#### What is being asked
Set down the records once more, please, exactly and with the pictures left out.

(Excerpts from a figure dataset)

----

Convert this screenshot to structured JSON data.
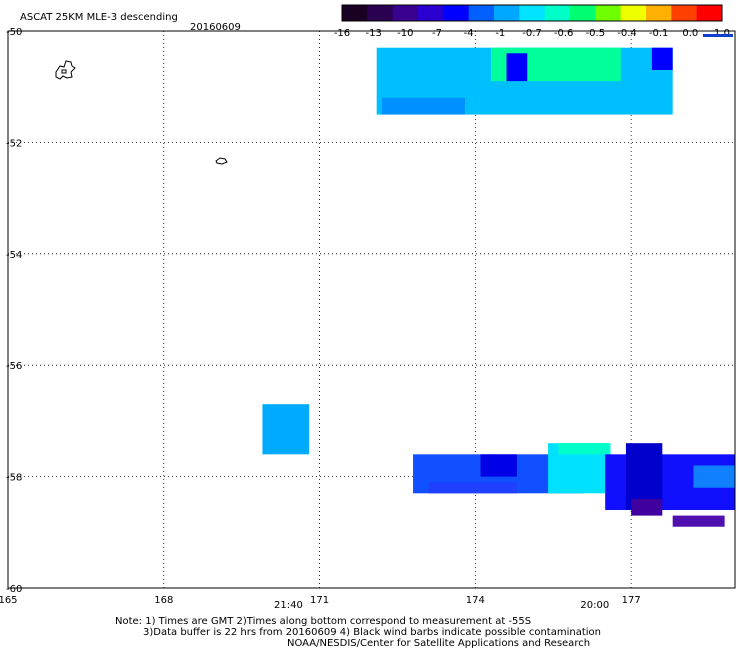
{
  "header": {
    "title": "ASCAT 25KM MLE-3 descending",
    "date": "20160609"
  },
  "colorbar": {
    "labels": [
      "-16",
      "-13",
      "-10",
      "-7",
      "-4",
      "-1",
      "-0.7",
      "-0.6",
      "-0.5",
      "-0.4",
      "-0.1",
      "0.0",
      "1.0"
    ],
    "colors": [
      "#1a0022",
      "#2a0050",
      "#3a0090",
      "#2a00d0",
      "#0000ff",
      "#0060ff",
      "#00a8ff",
      "#00e4ff",
      "#00ffc8",
      "#00ff70",
      "#70ff00",
      "#f0ff00",
      "#ffb000",
      "#ff4000",
      "#ff0000"
    ]
  },
  "footer": {
    "line1": "Note: 1) Times are GMT 2)Times along bottom correspond to measurement at -55S",
    "line2": "3)Data buffer is 22 hrs from 20160609 4) Black wind barbs indicate possible contamination",
    "line3": "NOAA/NESDIS/Center for Satellite Applications and Research"
  },
  "chart_data": {
    "type": "heatmap",
    "xlim": [
      165,
      179
    ],
    "ylim": [
      -60,
      -50
    ],
    "x_ticks": [
      165,
      168,
      171,
      174,
      177
    ],
    "y_ticks": [
      -50,
      -52,
      -54,
      -56,
      -58,
      -60
    ],
    "x_tick_labels": [
      "165",
      "168",
      "171",
      "174",
      "177"
    ],
    "y_tick_labels": [
      "-50",
      "-52",
      "-54",
      "-56",
      "-58",
      "-60"
    ],
    "grid": true,
    "time_labels": [
      {
        "lon": 170.4,
        "text": "21:40",
        "color": "#cc0000"
      },
      {
        "lon": 176.3,
        "text": "20:00",
        "color": "#cc0000"
      }
    ],
    "swaths": [
      {
        "lon0": 172.1,
        "lon1": 177.8,
        "lat0": -50.3,
        "lat1": -51.5,
        "color": "#00bfff"
      },
      {
        "lon0": 174.3,
        "lon1": 176.8,
        "lat0": -50.3,
        "lat1": -50.9,
        "color": "#00ff9a"
      },
      {
        "lon0": 172.2,
        "lon1": 173.8,
        "lat0": -51.2,
        "lat1": -51.5,
        "color": "#0090ff"
      },
      {
        "lon0": 174.6,
        "lon1": 175.0,
        "lat0": -50.4,
        "lat1": -50.9,
        "color": "#0000ff"
      },
      {
        "lon0": 177.4,
        "lon1": 177.8,
        "lat0": -50.3,
        "lat1": -50.7,
        "color": "#0000ff"
      },
      {
        "lon0": 169.9,
        "lon1": 170.8,
        "lat0": -56.7,
        "lat1": -57.6,
        "color": "#00aaff"
      },
      {
        "lon0": 172.8,
        "lon1": 176.1,
        "lat0": -57.6,
        "lat1": -58.3,
        "color": "#1050ff"
      },
      {
        "lon0": 173.1,
        "lon1": 174.8,
        "lat0": -58.1,
        "lat1": -58.3,
        "color": "#2040ff"
      },
      {
        "lon0": 174.1,
        "lon1": 174.8,
        "lat0": -57.6,
        "lat1": -58.0,
        "color": "#0000e6"
      },
      {
        "lon0": 175.4,
        "lon1": 176.6,
        "lat0": -57.4,
        "lat1": -58.3,
        "color": "#00e0ff"
      },
      {
        "lon0": 175.6,
        "lon1": 176.6,
        "lat0": -57.4,
        "lat1": -57.6,
        "color": "#00ffc8"
      },
      {
        "lon0": 176.5,
        "lon1": 179.0,
        "lat0": -57.6,
        "lat1": -58.6,
        "color": "#1010ff"
      },
      {
        "lon0": 176.9,
        "lon1": 177.6,
        "lat0": -57.4,
        "lat1": -58.6,
        "color": "#0000cc"
      },
      {
        "lon0": 177.0,
        "lon1": 177.6,
        "lat0": -58.4,
        "lat1": -58.7,
        "color": "#4000a0"
      },
      {
        "lon0": 177.8,
        "lon1": 178.8,
        "lat0": -58.7,
        "lat1": -58.9,
        "color": "#5010b0"
      },
      {
        "lon0": 178.2,
        "lon1": 179.0,
        "lat0": -57.8,
        "lat1": -58.2,
        "color": "#1080ff"
      }
    ]
  }
}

----

#### Solution for this exercise
Convert this screenshot to structured JSON data.
{
  "header": {
    "title": "ASCAT 25KM MLE-3 descending",
    "date": "20160609"
  },
  "colorbar": {
    "labels": [
      "-16",
      "-13",
      "-10",
      "-7",
      "-4",
      "-1",
      "-0.7",
      "-0.6",
      "-0.5",
      "-0.4",
      "-0.1",
      "0.0",
      "1.0"
    ],
    "colors": [
      "#1a0022",
      "#2a0050",
      "#3a0090",
      "#2a00d0",
      "#0000ff",
      "#0060ff",
      "#00a8ff",
      "#00e4ff",
      "#00ffc8",
      "#00ff70",
      "#70ff00",
      "#f0ff00",
      "#ffb000",
      "#ff4000",
      "#ff0000"
    ]
  },
  "footer": {
    "line1": "Note: 1) Times are GMT 2)Times along bottom correspond to measurement at -55S",
    "line2": "3)Data buffer is 22 hrs from 20160609 4) Black wind barbs indicate possible contamination",
    "line3": "NOAA/NESDIS/Center for Satellite Applications and Research"
  },
  "chart_data": {
    "type": "heatmap",
    "xlim": [
      165,
      179
    ],
    "ylim": [
      -60,
      -50
    ],
    "x_ticks": [
      165,
      168,
      171,
      174,
      177
    ],
    "y_ticks": [
      -50,
      -52,
      -54,
      -56,
      -58,
      -60
    ],
    "x_tick_labels": [
      "165",
      "168",
      "171",
      "174",
      "177"
    ],
    "y_tick_labels": [
      "-50",
      "-52",
      "-54",
      "-56",
      "-58",
      "-60"
    ],
    "grid": true,
    "time_labels": [
      {
        "lon": 170.4,
        "text": "21:40",
        "color": "#cc0000"
      },
      {
        "lon": 176.3,
        "text": "20:00",
        "color": "#cc0000"
      }
    ],
    "swaths": [
      {
        "lon0": 172.1,
        "lon1": 177.8,
        "lat0": -50.3,
        "lat1": -51.5,
        "color": "#00bfff"
      },
      {
        "lon0": 174.3,
        "lon1": 176.8,
        "lat0": -50.3,
        "lat1": -50.9,
        "color": "#00ff9a"
      },
      {
        "lon0": 172.2,
        "lon1": 173.8,
        "lat0": -51.2,
        "lat1": -51.5,
        "color": "#0090ff"
      },
      {
        "lon0": 174.6,
        "lon1": 175.0,
        "lat0": -50.4,
        "lat1": -50.9,
        "color": "#0000ff"
      },
      {
        "lon0": 177.4,
        "lon1": 177.8,
        "lat0": -50.3,
        "lat1": -50.7,
        "color": "#0000ff"
      },
      {
        "lon0": 169.9,
        "lon1": 170.8,
        "lat0": -56.7,
        "lat1": -57.6,
        "color": "#00aaff"
      },
      {
        "lon0": 172.8,
        "lon1": 176.1,
        "lat0": -57.6,
        "lat1": -58.3,
        "color": "#1050ff"
      },
      {
        "lon0": 173.1,
        "lon1": 174.8,
        "lat0": -58.1,
        "lat1": -58.3,
        "color": "#2040ff"
      },
      {
        "lon0": 174.1,
        "lon1": 174.8,
        "lat0": -57.6,
        "lat1": -58.0,
        "color": "#0000e6"
      },
      {
        "lon0": 175.4,
        "lon1": 176.6,
        "lat0": -57.4,
        "lat1": -58.3,
        "color": "#00e0ff"
      },
      {
        "lon0": 175.6,
        "lon1": 176.6,
        "lat0": -57.4,
        "lat1": -57.6,
        "color": "#00ffc8"
      },
      {
        "lon0": 176.5,
        "lon1": 179.0,
        "lat0": -57.6,
        "lat1": -58.6,
        "color": "#1010ff"
      },
      {
        "lon0": 176.9,
        "lon1": 177.6,
        "lat0": -57.4,
        "lat1": -58.6,
        "color": "#0000cc"
      },
      {
        "lon0": 177.0,
        "lon1": 177.6,
        "lat0": -58.4,
        "lat1": -58.7,
        "color": "#4000a0"
      },
      {
        "lon0": 177.8,
        "lon1": 178.8,
        "lat0": -58.7,
        "lat1": -58.9,
        "color": "#5010b0"
      },
      {
        "lon0": 178.2,
        "lon1": 179.0,
        "lat0": -57.8,
        "lat1": -58.2,
        "color": "#1080ff"
      }
    ]
  }
}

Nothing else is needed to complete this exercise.